QUOTED PASSAGE:
○ ○ ○ ○ ○ ○ ○

# Manchester by the Sea at Amazon



## phrelin (Jan 18, 2007)

_









Manchester by the Sea_ deserves all the accolades it received as does Casey Affleck and Michelle Williams. The one scene with the two of them feels like nothing I've seen before - tears your heart out and punches you in the gut at the same time.


----------



## Rich (Feb 22, 2007)

phrelin said:


> _
> 
> 
> 
> ...


I gotta watch that.

Rich


----------



## Delroy E Walleye (Jun 9, 2012)

Saw the trailer streaming on the box. Didn't know the feature was prime-streamable.

Thanks.

P.S. This streaming is really the ----!! (Am I _actually_ almost ignoring my sat scrip and DVR entirely?? Yeah, seems likely to be happening.)


----------



## trh (Nov 3, 2007)

Delroy E Walleye said:


> Saw the trailer streaming on the box. Didn't know the feature was prime-streamable.
> 
> Thanks.
> 
> P.S. This streaming is really the ----!! (Am I _actually_ almost ignoring my sat scrip and DVR entirely?? Yeah, seems likely to be happening.)


You know that many of those shows can also be downloaded to a mobile device.


----------



## Delroy E Walleye (Jun 9, 2012)

trh said:


> You know that many of those shows can also be downloaded to a mobile device.


Thanks.

Although I haven't quite taken the time to learn how to do that, yet, I've streamed an episode or two to the tablet.

Also (while I'm not on the go all that much) after I saw some of the other titles available I decided to buy the box, give it a direct-connect and watch the rest of my eps in _glorious_ 1080p. (It can be downright stunning.)

I really wasn't prepared to expect the near-BD quality, and with such instantaneous access to boot.

I'm looking forward to many of the features available (in addition to _Manchester_, of course).


----------



## the2130 (Dec 18, 2014)

I look forward to seeing that one.


----------



## camo (Apr 15, 2010)

I didn't find very good. Maybe its just not my type of movie, I gave it a 2 star rating.


----------



## trh (Nov 3, 2007)

camo said:


> I didn't find very good. Maybe its just not my type of movie, I gave it a 2 star rating.


I didn't like it either, but my wife and daughter loved it.


----------



## Rich (Feb 22, 2007)

○ ○ ○ ○ ○ ○ ○

WORK TO DO: Carry on the forum thread about Manchester by the Sea at Amazon from the point where it stops. The material that comes next is from a different source and has no connection to the thread about Manchester by the Sea.

DATASET ROWS:
○ ○ ○ ○ ○ ○ ○

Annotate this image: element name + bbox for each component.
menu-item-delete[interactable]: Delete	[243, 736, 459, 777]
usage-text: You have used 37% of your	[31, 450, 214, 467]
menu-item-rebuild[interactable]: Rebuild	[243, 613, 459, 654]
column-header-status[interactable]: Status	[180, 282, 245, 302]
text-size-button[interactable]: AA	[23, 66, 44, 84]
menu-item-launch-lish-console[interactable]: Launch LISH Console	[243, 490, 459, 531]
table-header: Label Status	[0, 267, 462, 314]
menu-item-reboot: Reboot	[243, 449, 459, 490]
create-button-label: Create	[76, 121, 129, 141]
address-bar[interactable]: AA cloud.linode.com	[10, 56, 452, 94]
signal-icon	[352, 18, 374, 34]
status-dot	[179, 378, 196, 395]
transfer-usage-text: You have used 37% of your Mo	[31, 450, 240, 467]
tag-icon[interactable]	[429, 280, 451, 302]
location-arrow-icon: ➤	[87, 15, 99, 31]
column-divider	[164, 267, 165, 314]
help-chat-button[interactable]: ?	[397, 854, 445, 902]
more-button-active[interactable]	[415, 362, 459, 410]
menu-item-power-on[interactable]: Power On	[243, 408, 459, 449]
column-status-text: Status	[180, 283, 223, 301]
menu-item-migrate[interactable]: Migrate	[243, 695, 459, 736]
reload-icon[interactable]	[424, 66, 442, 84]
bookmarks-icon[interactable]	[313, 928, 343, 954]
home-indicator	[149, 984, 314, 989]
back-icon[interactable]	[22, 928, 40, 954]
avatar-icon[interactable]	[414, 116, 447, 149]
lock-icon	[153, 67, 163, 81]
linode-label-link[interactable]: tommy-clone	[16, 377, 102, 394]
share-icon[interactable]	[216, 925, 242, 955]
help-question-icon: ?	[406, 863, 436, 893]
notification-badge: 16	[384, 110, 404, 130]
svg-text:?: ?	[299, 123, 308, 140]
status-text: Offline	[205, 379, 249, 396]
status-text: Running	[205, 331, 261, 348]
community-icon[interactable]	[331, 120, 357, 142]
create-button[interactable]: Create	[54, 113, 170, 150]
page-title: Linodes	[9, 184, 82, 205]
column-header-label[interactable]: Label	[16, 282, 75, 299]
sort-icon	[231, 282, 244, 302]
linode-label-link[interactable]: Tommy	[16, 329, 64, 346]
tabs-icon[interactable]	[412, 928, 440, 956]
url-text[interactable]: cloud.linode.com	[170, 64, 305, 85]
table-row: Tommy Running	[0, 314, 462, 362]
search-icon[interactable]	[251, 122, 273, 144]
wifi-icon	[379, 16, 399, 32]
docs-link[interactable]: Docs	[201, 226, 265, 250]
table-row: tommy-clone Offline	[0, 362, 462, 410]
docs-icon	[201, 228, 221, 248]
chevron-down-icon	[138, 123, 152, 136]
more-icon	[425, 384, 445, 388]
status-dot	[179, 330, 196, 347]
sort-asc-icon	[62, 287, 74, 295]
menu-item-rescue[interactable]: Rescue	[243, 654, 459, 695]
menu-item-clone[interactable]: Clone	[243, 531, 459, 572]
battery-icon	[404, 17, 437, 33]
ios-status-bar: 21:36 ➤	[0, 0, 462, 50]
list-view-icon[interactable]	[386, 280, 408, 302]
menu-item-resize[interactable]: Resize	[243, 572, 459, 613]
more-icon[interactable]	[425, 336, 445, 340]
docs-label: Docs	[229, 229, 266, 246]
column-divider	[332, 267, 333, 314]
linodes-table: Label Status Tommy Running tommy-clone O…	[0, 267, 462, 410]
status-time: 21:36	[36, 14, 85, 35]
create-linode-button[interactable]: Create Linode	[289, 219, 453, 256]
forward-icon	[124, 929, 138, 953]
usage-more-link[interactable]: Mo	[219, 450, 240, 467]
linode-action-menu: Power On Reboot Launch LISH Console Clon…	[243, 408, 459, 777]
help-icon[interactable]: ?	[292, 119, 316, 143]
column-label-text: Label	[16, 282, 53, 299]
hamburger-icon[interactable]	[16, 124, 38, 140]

○ ○ ○ ○ ○ ○ ○

THE RESULT:
Delroy E Walleye said:


> Saw the trailer streaming on the box. Didn't know the feature was prime-streamable.
> 
> Thanks.
> 
> P.S. This streaming is really the ----!! (*Am I actually almost ignoring my sat scrip and DVR entirely??* Yeah, seems likely to be happening.)


Surprised me too. Never thought streaming would kill my DVR setup.

Rich


----------



## Rich (Feb 22, 2007)

camo said:


> I didn't find very good. Maybe its just not my type of movie, I gave it a 2 star rating.


Ahh, I wasn't gonna say this, but you opened the door. We recently watched _La La Land_. I like musicals and was looking forward to an enjoyable evening. After a half hour I kept thinking it must be better, it has to get better, it was nominated for an Academy Award. After an hour it didn't get any better. Finally ended, the last ten minutes weren't bad but that's the best I can say about it. Then I looked at the Academy Awards. Emma Stone got Best Actress! How...why?

I think casting is very important. I thought Ryan Gosling did well but not Stone. Bad year for movies, I guess. _Hell or High Water_ was nominated for best picture, so was _Arrival, Hacksaw Ridge_ and _La La Land_. Only saw those movies and I think 3 of the 4 I just listed...sucked (well, _Arrival_ wasn't that bad)! I would have voted for _Hacksaw Ridge_, I didn't sit thru that thinking, "When will this be over?" Just me, just my opinion.

Rich


----------



## Rich (Feb 22, 2007)

trh said:


> I didn't like it either, but my wife and daughter loved it.


I hope I'm wrong, but I'm not looking forward to it.

Rich


----------



## dpeters11 (May 30, 2007)

Rich said:


> Ahh, I wasn't gonna say this, but you opened the door. We recently watched _La La Land_. I like musicals and was looking forward to an enjoyable evening. After a half hour I kept thinking it must be better, it has to get better, it was nominated for an Academy Award. After an hour it didn't get any better. Finally ended, the last ten minutes weren't bad but that's the best I can say about it. Then I looked at the Academy Awards. Emma Stone got Best Actress! How...why?
> 
> I think casting is very important. I thought Ryan Gosling did well but not Stone. Bad year for movies, I guess. _Hell or High Water_ was nominated for best picture, so was _Arrival, Hacksaw Ridge_ and _La La Land_. Only saw those movies and I think 3 of the 4 I just listed...sucked (well, _Arrival_ wasn't that bad)! I would have voted for _Hacksaw Ridge_, I didn't sit thru that thinking, "When will this be over?" Just me, just my opinion.
> 
> Rich


I saw all of the nominees. I didn't expect to like La La Land, but really enjoyed it. That however may be because I'm a general fan of jazz. I think the one I cared for the least was Moonlight, followed by Manchester by the Sea.

I know I also liked Lion more than I was expecting.


----------



## Delroy E Walleye (Jun 9, 2012)

Rich said:


> Surprised me too. Never thought streaming would kill my DVR setup.
> 
> Rich


Yeah, probably what surprised me the most was how quickly material can be accessed. Mostly by that I mean the playback is nearly instantaneous.

Those DVRs take several seconds just to get ready to stream to one another, and they've got a leg-up on their _own_ connections speed between them, vs our local internet connection to the streaming box.

It all just seems to run so much more efficiently. Of course, I'm sure there's more processing power and overall modernized operation of the streamer (not to mention no moving internal parts).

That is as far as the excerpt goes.